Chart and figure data
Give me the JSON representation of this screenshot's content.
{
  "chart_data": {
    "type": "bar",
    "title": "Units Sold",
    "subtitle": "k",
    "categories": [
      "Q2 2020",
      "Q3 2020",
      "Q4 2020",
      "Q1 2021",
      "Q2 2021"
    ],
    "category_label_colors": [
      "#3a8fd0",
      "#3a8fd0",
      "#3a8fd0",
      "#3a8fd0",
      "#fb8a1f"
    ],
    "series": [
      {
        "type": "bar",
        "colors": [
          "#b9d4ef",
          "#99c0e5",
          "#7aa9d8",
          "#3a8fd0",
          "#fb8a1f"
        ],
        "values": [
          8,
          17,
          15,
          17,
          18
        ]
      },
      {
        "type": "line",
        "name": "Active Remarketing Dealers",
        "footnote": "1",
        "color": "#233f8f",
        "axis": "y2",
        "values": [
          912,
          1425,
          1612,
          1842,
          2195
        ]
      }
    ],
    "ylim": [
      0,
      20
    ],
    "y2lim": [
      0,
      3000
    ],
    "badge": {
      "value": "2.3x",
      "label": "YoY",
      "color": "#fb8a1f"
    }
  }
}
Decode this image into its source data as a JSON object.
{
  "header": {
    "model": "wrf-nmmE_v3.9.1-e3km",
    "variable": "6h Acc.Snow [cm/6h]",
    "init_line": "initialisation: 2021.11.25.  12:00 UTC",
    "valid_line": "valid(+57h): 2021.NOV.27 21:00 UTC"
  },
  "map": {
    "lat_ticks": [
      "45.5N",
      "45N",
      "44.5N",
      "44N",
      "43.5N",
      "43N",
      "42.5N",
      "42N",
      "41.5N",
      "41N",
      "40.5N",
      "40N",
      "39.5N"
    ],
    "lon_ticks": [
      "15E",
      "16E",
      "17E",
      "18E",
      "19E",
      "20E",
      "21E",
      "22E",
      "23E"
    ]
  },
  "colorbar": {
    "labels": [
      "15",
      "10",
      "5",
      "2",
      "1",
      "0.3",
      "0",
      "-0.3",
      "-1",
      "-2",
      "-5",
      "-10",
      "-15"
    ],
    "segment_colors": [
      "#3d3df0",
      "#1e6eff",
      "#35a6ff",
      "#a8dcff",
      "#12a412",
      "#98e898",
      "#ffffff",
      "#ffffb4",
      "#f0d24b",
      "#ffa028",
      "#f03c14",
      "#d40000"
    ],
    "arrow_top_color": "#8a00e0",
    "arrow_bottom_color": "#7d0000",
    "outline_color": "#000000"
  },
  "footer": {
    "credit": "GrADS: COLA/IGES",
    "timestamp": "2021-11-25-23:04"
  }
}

WHAT IS REQUIRED: Print the listing above in full, exactly as it is.

TASK OUTPUT:
Give me the JSON representation of this screenshot's content.
{
  "chart_data": {
    "type": "bar",
    "title": "Units Sold",
    "subtitle": "k",
    "categories": [
      "Q2 2020",
      "Q3 2020",
      "Q4 2020",
      "Q1 2021",
      "Q2 2021"
    ],
    "category_label_colors": [
      "#3a8fd0",
      "#3a8fd0",
      "#3a8fd0",
      "#3a8fd0",
      "#fb8a1f"
    ],
    "series": [
      {
        "type": "bar",
        "colors": [
          "#b9d4ef",
          "#99c0e5",
          "#7aa9d8",
          "#3a8fd0",
          "#fb8a1f"
        ],
        "values": [
          8,
          17,
          15,
          17,
          18
        ]
      },
      {
        "type": "line",
        "name": "Active Remarketing Dealers",
        "footnote": "1",
        "color": "#233f8f",
        "axis": "y2",
        "values": [
          912,
          1425,
          1612,
          1842,
          2195
        ]
      }
    ],
    "ylim": [
      0,
      20
    ],
    "y2lim": [
      0,
      3000
    ],
    "badge": {
      "value": "2.3x",
      "label": "YoY",
      "color": "#fb8a1f"
    }
  }
}
Decode this image into its source data as a JSON object.
{
  "header": {
    "model": "wrf-nmmE_v3.9.1-e3km",
    "variable": "6h Acc.Snow [cm/6h]",
    "init_line": "initialisation: 2021.11.25.  12:00 UTC",
    "valid_line": "valid(+57h): 2021.NOV.27 21:00 UTC"
  },
  "map": {
    "lat_ticks": [
      "45.5N",
      "45N",
      "44.5N",
      "44N",
      "43.5N",
      "43N",
      "42.5N",
      "42N",
      "41.5N",
      "41N",
      "40.5N",
      "40N",
      "39.5N"
    ],
    "lon_ticks": [
      "15E",
      "16E",
      "17E",
      "18E",
      "19E",
      "20E",
      "21E",
      "22E",
      "23E"
    ]
  },
  "colorbar": {
    "labels": [
      "15",
      "10",
      "5",
      "2",
      "1",
      "0.3",
      "0",
      "-0.3",
      "-1",
      "-2",
      "-5",
      "-10",
      "-15"
    ],
    "segment_colors": [
      "#3d3df0",
      "#1e6eff",
      "#35a6ff",
      "#a8dcff",
      "#12a412",
      "#98e898",
      "#ffffff",
      "#ffffb4",
      "#f0d24b",
      "#ffa028",
      "#f03c14",
      "#d40000"
    ],
    "arrow_top_color": "#8a00e0",
    "arrow_bottom_color": "#7d0000",
    "outline_color": "#000000"
  },
  "footer": {
    "credit": "GrADS: COLA/IGES",
    "timestamp": "2021-11-25-23:04"
  }
}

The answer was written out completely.